Ausgangsdokument:
☆ ☆ ☆ ☆ ☆
Zu den Events des letzten Jahres, an die ich besonders gerne zurück denke, gehört ohne Frage die Atelierroute in Sellingen. Bei sommerlichem Wetter konnte man von Station zu Station wandern, Kunst und Handwerk bewundern oder gleich erwerben, und an einigen der Stationen spielten Bas Broekhuis, Detlef Keller, Frank Rothe, Mario Schönwälder oder Michael Menze live Stücke aus dem Repertoire der aktuellen Manikin-Projekte. Dieses Event fiel für die fünf in eine Übergangszeit, was die Spielorte angeht: In der traditionellen Dorfkirche Repelen hatte man im Frühling noch zwei kleinere Konzerte geben können, aber Pläne für Events in zwei anderen Gotteshäusern hatten sich leider wieder zerschlagen.
Das war natürlich gerade im 30-jährigen Jubiläum von Bk&S etwas schade, aber kein Grund zu verzagen. In persönlichen Gesprächen wurde schon die eine oder andere Andeutung neuer Kontakte gemacht, aber nichts davon war 'spruchreif' genug, dass man davon in diesem Blog hätte berichten können. Ein halbes Jahr später, in Frühjahr 2025, war alles in trockenen Tüchern, so dass Termine und Locations veröffentlicht werden konnten. Nun ist es Mitte Mai, und zu einem dieser neuen Spielorte sind wir gerade auf dem Weg.
Wie die Atelierroute auch, liegt das Kleinkunst-Theater Onstwedde in der Nähe von Bas' Wohnort Vlagtwedde. Das stellt man schon bei der Anfahrt fest, denn der Weg von Deutschland aus führt durch Sellingen und über die selbe Landstraße, deren Zustand sich spontan verbessert, sobald die Grenze zu den Niederlanden überschritten ist...von dort aus sind es noch knapp 15 Kilometer bis zum Kleinkunst-Theater in Onstwedde.
Das Theater ist von der Straße aus nicht direkt zu sehen, weil es quasi 'in zweiter Reihe' hinter Wohnhäusern liegt. Ein Schild an der Straße weist aber den Weg, und sicherheitshalber haben Mario und Frank an die Heckscheibe ihres Autos (Kennzeichen: B-KS...!) auch noch ein Plakat geklebt. Und selbst wenn sie es nicht getan hätten: Alleine die Menge an geparkten Autos mit deutschem Kennzeichen verrät unzweifelhaft, dass man sein Ziel erreicht hat.
☆ ☆ ☆ ☆ ☆
Bereitgestellte Daten:
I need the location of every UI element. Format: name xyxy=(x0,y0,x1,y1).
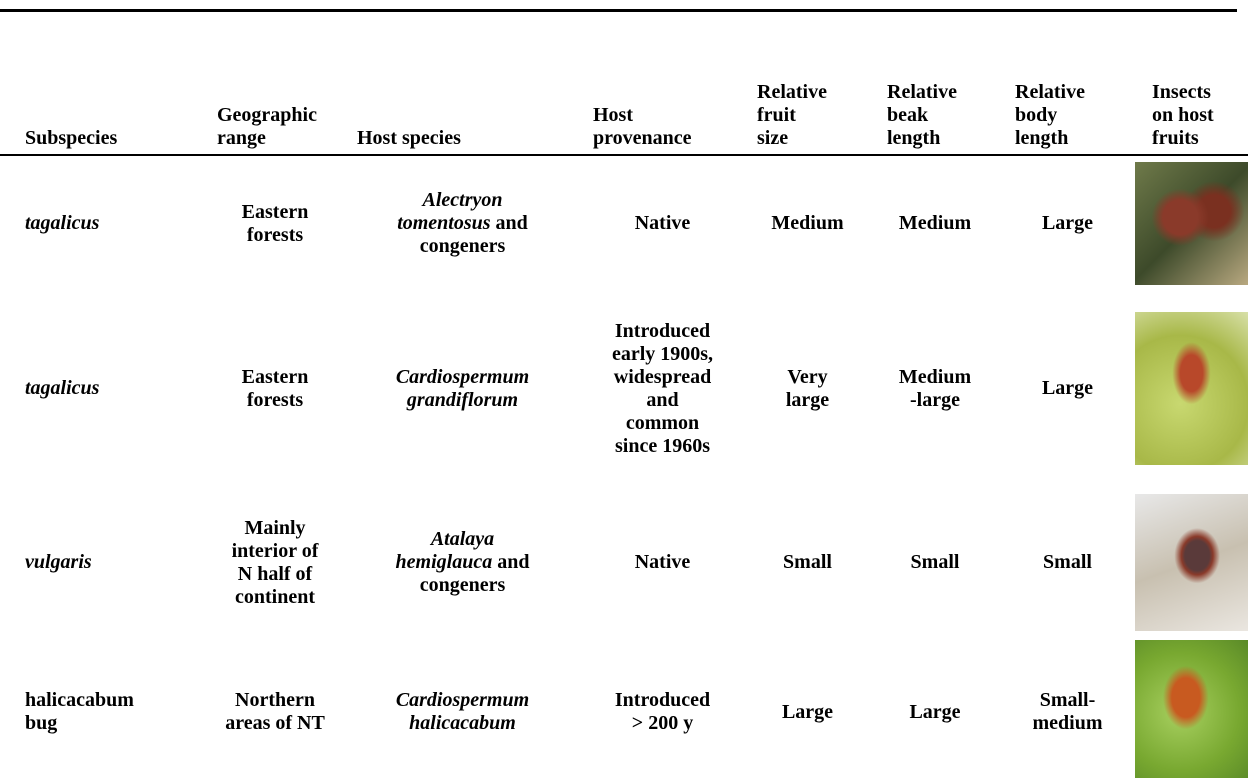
table-row: tagalicus Eastern forests Alectryon tome… xyxy=(0,155,1248,291)
host-name: Cardiospermum halicacabum xyxy=(395,689,530,734)
cell: Atalaya hemiglauca and congeners xyxy=(345,486,580,639)
cell: Medium xyxy=(771,212,844,234)
column-header: Geographic range xyxy=(205,12,345,156)
host-name: Cardiospermum grandiflorum xyxy=(395,365,530,411)
host-name: Atalaya hemiglauca xyxy=(395,528,495,573)
cell: Large xyxy=(1041,212,1094,234)
cell: tagalicus xyxy=(0,155,205,291)
header-row: Subspecies Geographic range Host species… xyxy=(0,12,1248,156)
cell: Eastern forests xyxy=(241,365,309,411)
cell: Small xyxy=(783,551,832,573)
column-header: Host species xyxy=(345,12,580,156)
host-name: Alectryon tomentosus xyxy=(397,189,503,234)
cell: Cardiospermum halicacabum xyxy=(345,639,580,778)
data-table: Subspecies Geographic range Host species… xyxy=(0,12,1248,778)
cell: Very large xyxy=(785,365,830,411)
subspecies: vulgaris xyxy=(25,551,92,573)
cell: tagalicus xyxy=(0,291,205,486)
insect-photo xyxy=(1135,494,1248,631)
host-note: and congeners xyxy=(419,551,530,596)
column-header: Subspecies xyxy=(0,12,205,156)
cell: Mainly interior of N half of continent xyxy=(231,516,319,608)
table-row: halicacabum bug Northern areas of NT Car… xyxy=(0,639,1248,778)
cell: vulgaris xyxy=(0,486,205,639)
insect-photo xyxy=(1135,640,1248,778)
cell: Small xyxy=(1043,551,1092,573)
column-header: Relative beak length xyxy=(870,12,1000,156)
cell xyxy=(1135,155,1248,291)
cell: Large xyxy=(909,700,961,723)
subspecies: tagalicus xyxy=(25,212,100,234)
cell: Native xyxy=(634,551,691,573)
column-header: Host provenance xyxy=(580,12,745,156)
insect-photo xyxy=(1135,162,1248,285)
cell: halicacabum bug xyxy=(25,689,134,734)
insect-photo xyxy=(1135,312,1248,465)
cell: Northern areas of NT xyxy=(225,689,325,734)
cell: Small xyxy=(910,551,960,573)
cell: Medium -large xyxy=(898,365,972,411)
cell: Small- medium xyxy=(1032,689,1103,734)
cell: Large xyxy=(1041,377,1094,399)
host-note: and congeners xyxy=(419,212,528,257)
subspecies: tagalicus xyxy=(25,377,100,399)
cell: Cardiospermum grandiflorum xyxy=(345,291,580,486)
column-header: Relative fruit size xyxy=(745,12,870,156)
cell: Eastern forests xyxy=(241,200,309,246)
table-row: tagalicus Eastern forests Cardiospermum … xyxy=(0,291,1248,486)
column-header: Insects on host fruits xyxy=(1135,12,1248,156)
cell: Large xyxy=(781,700,834,723)
top-rule xyxy=(0,9,1237,12)
cell: Native xyxy=(634,212,691,234)
cell: Introduced early 1900s, widespread and c… xyxy=(611,319,714,457)
table-row: vulgaris Mainly interior of N half of co… xyxy=(0,486,1248,639)
cell xyxy=(1135,486,1248,639)
column-header: Relative body length xyxy=(1000,12,1135,156)
cell xyxy=(1135,639,1248,778)
cell: Medium xyxy=(898,212,972,234)
cell: Alectryon tomentosus and congeners xyxy=(345,155,580,291)
cell: Introduced > 200 y xyxy=(614,689,711,734)
cell xyxy=(1135,291,1248,486)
☆ ☆ ☆ ☆ ☆
Erforderliche Schritte:
a. Wie heißt laut Blogbeitrag der Wohnort von Bas?
b. Gib den Abschnitt des Blogbeitrags beginnend bei „Das Theater ist“ und endend bei „Ziel erreicht hat.“ wieder und tausche dabei „Plakat“ gegen „Banner“ aus.
Die Einträge stammen aus einer anderen Quelle als der Blogbeitrag.

Ergebnisse je Aufgabe:
a. Vlagtwedde.

b.
Das Theater ist von der Straße aus nicht direkt zu sehen, weil es quasi 'in zweiter Reihe' hinter Wohnhäusern liegt. Ein Schild an der Straße weist aber den Weg, und sicherheitshalber haben Mario und Frank an die Heckscheibe ihres Autos (Kennzeichen: B-KS...!) auch noch ein Banner geklebt. Und selbst wenn sie es nicht getan hätten: Alleine die Menge an geparkten Autos mit deutschem Kennzeichen verrät unzweifelhaft, dass man sein Ziel erreicht hat.